● Extracted data entries:
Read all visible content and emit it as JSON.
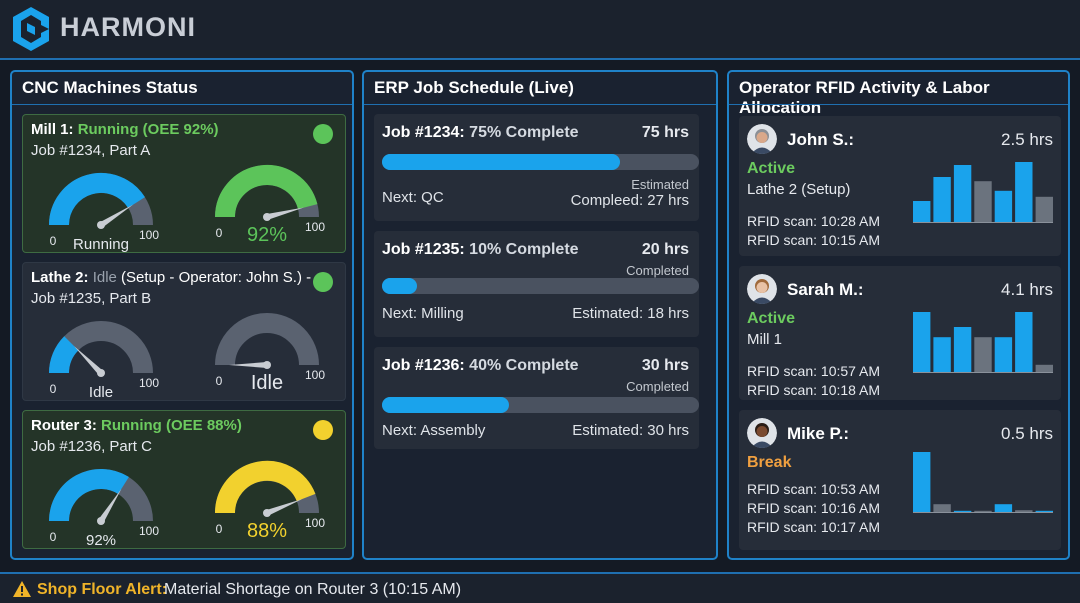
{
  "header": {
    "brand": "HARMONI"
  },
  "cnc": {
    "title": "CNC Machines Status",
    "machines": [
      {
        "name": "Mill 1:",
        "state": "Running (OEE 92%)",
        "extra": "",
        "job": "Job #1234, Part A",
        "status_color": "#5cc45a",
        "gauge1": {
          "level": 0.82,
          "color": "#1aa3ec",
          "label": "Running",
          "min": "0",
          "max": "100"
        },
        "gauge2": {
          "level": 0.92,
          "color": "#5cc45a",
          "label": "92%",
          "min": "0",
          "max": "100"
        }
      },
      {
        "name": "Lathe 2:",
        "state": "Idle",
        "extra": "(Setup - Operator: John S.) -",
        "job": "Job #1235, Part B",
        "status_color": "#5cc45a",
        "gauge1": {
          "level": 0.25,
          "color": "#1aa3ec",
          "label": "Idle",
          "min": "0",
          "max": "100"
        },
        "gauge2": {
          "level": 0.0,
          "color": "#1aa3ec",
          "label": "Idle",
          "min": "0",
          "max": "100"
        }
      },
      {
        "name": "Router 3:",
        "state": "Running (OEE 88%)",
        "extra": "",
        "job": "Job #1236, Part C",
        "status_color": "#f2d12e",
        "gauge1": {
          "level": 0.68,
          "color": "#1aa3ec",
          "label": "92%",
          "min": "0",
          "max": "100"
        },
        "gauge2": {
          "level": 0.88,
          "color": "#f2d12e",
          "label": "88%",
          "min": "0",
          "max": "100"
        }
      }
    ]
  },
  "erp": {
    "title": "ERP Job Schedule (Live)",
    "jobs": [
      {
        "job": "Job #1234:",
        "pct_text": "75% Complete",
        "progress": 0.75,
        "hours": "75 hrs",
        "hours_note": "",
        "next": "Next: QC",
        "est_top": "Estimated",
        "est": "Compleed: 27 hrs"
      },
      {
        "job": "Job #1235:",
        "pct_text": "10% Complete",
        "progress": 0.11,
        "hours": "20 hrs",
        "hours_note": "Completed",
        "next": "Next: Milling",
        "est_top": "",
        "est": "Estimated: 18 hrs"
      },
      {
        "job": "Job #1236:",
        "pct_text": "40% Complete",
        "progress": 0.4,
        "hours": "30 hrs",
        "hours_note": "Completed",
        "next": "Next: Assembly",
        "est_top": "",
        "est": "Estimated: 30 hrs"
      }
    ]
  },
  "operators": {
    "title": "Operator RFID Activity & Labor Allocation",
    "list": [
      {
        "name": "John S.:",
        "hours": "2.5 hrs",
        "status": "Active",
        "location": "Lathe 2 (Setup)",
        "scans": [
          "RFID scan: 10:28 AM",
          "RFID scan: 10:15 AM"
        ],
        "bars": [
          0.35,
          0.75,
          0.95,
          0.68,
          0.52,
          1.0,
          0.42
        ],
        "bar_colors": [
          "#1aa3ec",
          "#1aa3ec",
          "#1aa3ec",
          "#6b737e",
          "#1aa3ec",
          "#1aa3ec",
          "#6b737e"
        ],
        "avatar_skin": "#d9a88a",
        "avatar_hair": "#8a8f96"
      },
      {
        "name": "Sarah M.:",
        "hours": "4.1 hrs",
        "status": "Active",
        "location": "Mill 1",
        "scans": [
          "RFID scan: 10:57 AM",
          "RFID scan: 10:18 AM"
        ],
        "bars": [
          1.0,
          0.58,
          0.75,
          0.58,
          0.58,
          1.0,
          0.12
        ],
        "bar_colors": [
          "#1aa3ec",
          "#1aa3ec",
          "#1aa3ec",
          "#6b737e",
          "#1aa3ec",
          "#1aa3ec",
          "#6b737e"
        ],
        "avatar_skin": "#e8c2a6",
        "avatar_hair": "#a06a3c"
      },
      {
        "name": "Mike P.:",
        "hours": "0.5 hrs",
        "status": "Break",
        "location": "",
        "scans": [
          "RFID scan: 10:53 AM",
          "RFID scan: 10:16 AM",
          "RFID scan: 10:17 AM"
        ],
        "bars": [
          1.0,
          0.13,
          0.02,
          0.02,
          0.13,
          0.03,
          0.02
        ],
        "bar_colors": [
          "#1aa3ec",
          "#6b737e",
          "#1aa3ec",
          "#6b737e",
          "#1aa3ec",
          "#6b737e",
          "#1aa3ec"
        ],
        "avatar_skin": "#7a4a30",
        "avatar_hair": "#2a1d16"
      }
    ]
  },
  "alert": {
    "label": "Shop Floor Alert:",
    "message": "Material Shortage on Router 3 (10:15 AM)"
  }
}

---

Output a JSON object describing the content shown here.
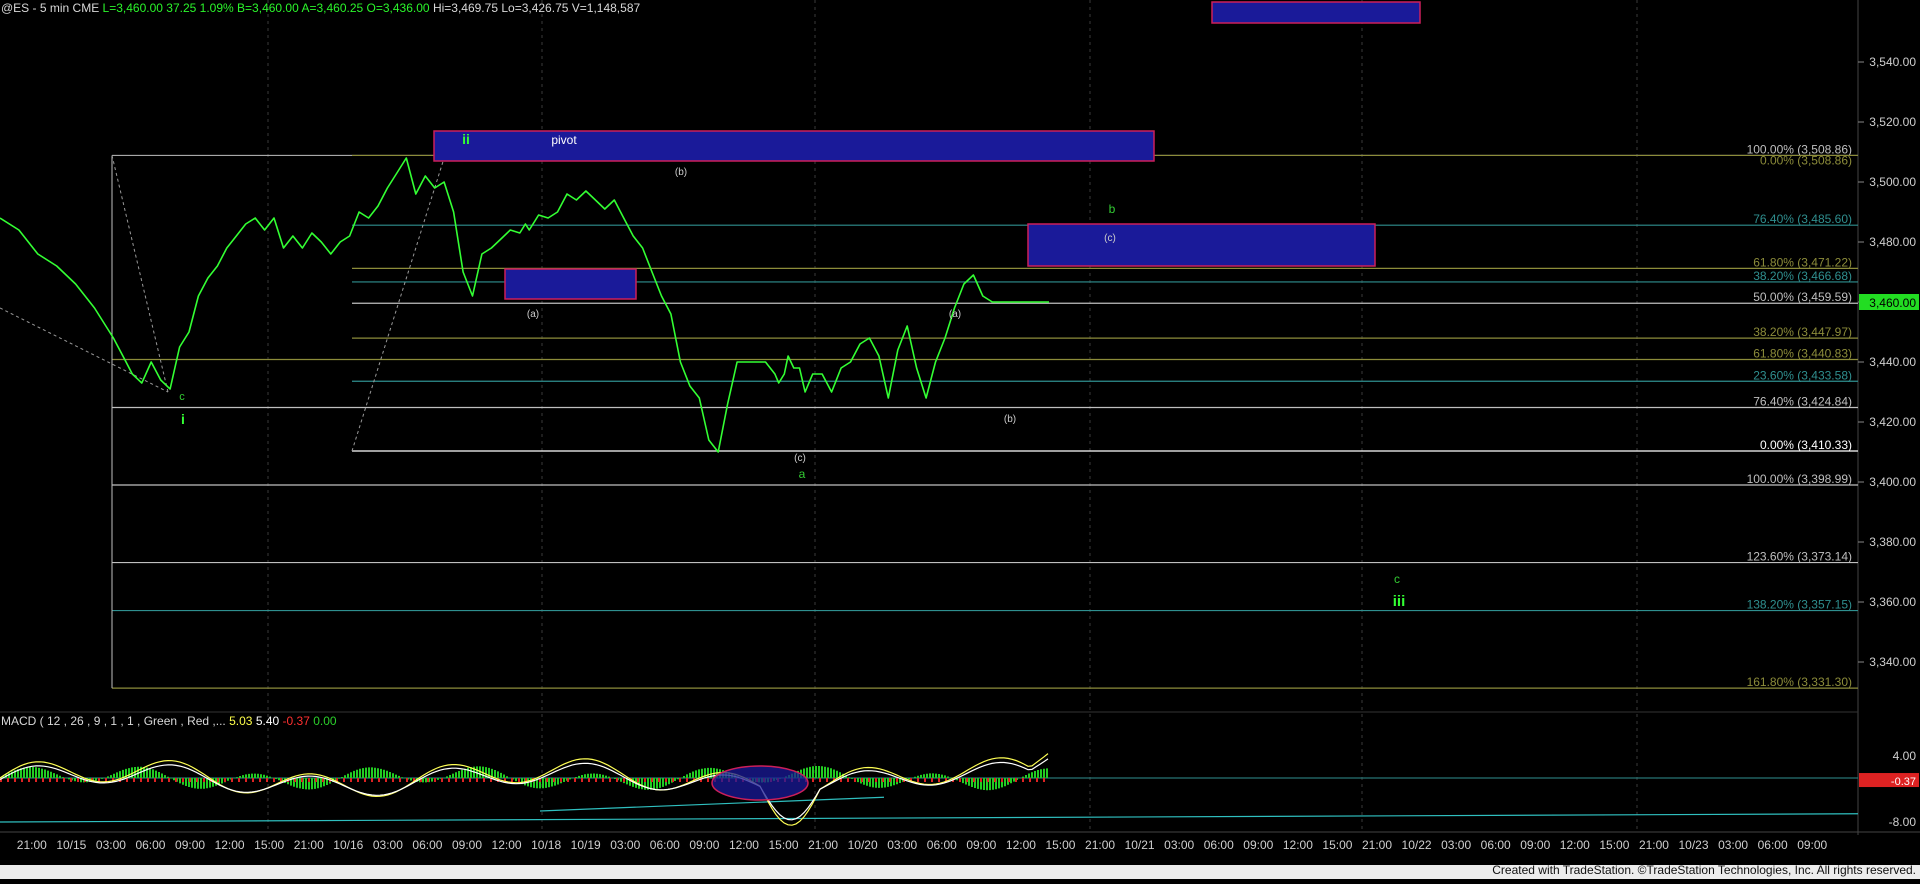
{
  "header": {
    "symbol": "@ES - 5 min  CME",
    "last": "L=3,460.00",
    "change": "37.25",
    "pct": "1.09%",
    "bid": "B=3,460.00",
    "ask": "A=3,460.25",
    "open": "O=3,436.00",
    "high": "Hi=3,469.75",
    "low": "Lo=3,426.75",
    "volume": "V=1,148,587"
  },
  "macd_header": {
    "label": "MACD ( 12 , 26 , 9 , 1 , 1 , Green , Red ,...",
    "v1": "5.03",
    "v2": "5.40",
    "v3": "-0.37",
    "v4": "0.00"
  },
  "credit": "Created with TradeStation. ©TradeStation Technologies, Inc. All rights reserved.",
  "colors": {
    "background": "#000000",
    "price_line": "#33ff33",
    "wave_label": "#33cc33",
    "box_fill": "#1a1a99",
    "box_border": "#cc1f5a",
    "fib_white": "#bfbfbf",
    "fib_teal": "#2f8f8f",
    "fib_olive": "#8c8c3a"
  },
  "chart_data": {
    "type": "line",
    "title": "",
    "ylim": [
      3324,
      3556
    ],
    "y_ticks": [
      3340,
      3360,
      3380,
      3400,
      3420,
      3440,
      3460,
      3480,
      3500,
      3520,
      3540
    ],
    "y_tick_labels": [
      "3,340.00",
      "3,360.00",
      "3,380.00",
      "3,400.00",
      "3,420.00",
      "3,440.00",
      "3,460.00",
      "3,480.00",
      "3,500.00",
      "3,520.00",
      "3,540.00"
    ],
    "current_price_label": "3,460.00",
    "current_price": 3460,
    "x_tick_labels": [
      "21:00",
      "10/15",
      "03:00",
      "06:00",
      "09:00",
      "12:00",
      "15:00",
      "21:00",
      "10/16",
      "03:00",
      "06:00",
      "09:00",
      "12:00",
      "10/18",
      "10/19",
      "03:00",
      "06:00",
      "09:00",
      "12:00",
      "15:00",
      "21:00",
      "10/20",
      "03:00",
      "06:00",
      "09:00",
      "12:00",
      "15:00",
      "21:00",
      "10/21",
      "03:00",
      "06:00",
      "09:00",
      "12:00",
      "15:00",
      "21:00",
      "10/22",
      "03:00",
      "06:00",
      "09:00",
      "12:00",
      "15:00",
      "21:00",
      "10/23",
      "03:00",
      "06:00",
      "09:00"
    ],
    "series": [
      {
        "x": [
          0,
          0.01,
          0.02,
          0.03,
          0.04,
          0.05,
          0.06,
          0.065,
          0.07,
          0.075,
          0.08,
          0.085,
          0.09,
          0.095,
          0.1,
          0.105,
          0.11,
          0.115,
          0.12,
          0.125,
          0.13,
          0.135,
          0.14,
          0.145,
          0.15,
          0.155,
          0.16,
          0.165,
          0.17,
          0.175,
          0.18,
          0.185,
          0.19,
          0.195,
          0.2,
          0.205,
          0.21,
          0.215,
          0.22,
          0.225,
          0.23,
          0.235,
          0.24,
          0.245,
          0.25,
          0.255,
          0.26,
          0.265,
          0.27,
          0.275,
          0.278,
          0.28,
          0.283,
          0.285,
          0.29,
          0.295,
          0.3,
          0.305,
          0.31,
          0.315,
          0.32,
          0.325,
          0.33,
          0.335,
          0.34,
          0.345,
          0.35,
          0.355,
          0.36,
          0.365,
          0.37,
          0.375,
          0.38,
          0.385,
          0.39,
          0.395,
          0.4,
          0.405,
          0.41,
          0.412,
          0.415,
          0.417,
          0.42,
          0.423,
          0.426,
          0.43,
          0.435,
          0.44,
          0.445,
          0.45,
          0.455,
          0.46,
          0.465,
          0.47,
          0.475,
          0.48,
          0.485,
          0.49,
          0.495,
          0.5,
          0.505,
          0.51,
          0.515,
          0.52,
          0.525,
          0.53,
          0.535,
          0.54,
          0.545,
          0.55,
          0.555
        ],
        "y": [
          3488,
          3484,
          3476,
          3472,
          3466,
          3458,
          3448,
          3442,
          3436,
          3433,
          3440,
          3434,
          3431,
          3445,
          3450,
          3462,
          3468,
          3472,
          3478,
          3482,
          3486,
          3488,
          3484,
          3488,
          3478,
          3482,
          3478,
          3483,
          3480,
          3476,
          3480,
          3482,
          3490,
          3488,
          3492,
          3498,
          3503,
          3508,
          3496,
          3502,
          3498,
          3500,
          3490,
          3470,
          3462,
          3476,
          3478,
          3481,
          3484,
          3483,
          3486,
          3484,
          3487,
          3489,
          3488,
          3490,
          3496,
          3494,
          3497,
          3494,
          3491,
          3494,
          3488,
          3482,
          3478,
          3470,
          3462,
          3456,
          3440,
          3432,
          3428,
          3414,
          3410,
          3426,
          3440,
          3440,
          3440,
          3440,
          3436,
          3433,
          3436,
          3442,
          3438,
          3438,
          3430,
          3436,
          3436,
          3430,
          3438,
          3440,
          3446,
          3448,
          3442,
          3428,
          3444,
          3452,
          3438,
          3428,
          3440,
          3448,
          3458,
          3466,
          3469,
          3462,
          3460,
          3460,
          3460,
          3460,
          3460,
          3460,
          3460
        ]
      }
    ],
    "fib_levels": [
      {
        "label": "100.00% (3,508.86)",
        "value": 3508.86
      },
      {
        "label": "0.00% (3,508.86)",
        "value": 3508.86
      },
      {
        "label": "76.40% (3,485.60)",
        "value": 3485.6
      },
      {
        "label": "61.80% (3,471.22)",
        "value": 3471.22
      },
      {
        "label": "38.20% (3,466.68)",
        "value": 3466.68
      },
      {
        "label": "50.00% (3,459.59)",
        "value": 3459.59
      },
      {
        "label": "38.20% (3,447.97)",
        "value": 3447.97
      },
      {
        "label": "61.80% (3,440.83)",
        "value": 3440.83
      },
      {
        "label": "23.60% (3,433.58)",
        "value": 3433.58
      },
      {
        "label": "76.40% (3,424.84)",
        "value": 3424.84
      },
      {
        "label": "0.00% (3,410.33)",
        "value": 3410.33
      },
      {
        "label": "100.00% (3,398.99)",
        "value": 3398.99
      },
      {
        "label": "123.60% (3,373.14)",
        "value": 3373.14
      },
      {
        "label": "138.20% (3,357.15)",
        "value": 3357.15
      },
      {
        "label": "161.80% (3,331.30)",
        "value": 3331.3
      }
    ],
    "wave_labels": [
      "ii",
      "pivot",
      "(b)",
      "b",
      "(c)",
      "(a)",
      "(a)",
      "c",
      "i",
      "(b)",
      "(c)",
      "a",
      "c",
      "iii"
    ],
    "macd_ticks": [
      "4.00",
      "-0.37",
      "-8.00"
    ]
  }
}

● To be done: Of all the lines in the listing above, how many include "state"? Write only the number.

● Answer for this exercise: 3